- [Exercise]: Wherever a line holds the string "血液分浆夹", copy that line.

=== Input records ===

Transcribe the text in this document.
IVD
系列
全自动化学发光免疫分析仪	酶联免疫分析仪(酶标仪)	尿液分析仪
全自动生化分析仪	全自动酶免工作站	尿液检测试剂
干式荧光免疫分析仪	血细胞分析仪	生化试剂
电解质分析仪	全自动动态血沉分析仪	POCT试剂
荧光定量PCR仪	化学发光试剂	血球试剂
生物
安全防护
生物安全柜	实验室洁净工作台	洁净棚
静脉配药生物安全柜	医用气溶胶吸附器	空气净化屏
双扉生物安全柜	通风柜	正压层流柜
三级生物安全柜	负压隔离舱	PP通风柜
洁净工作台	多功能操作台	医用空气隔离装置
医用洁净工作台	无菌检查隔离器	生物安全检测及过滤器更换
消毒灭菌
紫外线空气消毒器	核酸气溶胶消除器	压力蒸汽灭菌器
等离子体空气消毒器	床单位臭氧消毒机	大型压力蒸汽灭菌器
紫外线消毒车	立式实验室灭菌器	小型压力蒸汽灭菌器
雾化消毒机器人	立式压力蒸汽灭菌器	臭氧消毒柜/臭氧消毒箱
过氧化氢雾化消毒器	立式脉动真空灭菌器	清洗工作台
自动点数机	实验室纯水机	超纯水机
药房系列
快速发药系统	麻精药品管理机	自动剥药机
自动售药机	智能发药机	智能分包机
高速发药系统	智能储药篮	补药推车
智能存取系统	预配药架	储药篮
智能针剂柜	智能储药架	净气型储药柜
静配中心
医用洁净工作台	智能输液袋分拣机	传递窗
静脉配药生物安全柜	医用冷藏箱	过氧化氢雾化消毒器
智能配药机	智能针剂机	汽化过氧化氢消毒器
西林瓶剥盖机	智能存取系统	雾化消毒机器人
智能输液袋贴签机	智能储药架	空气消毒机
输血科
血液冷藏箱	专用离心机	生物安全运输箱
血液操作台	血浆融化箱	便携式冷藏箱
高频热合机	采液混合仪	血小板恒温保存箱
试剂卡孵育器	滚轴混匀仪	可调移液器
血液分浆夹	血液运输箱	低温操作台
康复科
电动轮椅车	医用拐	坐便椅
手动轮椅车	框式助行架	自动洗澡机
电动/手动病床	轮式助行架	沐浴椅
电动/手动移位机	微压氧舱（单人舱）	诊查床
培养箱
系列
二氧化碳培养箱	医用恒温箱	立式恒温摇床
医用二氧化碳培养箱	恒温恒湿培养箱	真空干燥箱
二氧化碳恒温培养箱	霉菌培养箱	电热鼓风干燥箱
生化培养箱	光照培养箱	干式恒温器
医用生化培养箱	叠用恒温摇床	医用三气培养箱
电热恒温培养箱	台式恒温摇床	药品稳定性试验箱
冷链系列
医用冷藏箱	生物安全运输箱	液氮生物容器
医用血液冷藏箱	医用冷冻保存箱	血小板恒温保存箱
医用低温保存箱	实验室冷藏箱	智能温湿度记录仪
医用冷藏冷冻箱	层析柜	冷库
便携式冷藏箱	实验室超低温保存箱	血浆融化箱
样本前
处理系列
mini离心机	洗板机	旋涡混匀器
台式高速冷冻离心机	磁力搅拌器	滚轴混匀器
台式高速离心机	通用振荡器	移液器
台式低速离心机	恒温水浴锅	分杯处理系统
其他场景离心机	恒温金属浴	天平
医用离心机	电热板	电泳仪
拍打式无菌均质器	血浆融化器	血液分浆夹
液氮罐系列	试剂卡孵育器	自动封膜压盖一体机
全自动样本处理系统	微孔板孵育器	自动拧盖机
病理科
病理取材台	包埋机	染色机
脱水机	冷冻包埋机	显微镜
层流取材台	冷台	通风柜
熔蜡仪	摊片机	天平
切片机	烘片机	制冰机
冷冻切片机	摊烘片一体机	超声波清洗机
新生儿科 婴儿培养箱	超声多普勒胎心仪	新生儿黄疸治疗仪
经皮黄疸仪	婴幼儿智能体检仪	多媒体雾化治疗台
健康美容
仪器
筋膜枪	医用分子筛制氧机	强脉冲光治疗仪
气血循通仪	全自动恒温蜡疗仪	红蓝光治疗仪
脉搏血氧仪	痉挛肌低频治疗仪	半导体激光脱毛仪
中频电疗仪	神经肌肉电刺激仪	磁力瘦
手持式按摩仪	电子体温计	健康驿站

===
=== Input records ===

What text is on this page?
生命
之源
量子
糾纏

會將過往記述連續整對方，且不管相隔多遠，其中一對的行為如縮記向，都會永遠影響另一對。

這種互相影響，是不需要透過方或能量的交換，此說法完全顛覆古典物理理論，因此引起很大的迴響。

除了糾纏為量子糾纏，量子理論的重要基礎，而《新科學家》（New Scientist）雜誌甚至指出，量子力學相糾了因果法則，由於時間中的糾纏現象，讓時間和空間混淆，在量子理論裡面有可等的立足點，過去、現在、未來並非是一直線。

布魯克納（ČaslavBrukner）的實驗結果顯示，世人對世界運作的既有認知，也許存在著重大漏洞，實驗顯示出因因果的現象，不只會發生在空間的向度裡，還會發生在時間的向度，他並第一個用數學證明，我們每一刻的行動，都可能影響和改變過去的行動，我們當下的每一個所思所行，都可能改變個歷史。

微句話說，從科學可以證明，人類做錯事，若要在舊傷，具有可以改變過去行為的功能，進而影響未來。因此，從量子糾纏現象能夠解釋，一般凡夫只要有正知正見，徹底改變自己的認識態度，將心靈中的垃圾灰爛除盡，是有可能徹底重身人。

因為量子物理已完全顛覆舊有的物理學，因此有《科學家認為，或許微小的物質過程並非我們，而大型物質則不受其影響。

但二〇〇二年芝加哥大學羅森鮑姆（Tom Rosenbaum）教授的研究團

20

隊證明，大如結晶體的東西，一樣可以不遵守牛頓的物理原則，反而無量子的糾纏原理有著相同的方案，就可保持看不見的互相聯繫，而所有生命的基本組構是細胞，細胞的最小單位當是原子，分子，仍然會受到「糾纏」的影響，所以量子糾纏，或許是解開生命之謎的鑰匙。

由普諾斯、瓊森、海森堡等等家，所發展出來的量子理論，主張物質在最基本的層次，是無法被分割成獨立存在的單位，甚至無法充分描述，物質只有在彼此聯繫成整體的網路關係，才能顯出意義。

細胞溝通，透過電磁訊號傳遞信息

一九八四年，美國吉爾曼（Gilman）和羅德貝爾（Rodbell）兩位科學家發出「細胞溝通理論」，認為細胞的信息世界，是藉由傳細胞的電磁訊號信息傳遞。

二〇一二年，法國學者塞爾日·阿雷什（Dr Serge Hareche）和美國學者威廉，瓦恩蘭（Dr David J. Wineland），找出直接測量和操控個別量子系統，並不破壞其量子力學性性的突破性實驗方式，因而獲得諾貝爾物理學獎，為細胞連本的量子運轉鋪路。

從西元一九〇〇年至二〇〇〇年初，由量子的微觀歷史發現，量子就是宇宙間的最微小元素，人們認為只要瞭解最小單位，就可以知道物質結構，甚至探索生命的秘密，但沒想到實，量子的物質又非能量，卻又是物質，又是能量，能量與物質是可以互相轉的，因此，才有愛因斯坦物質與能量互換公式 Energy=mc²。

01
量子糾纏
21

===

- [Task answer]:
血液分浆夹	血液运输箱	低温操作台
拍打式无菌均质器	血浆融化器	血液分浆夹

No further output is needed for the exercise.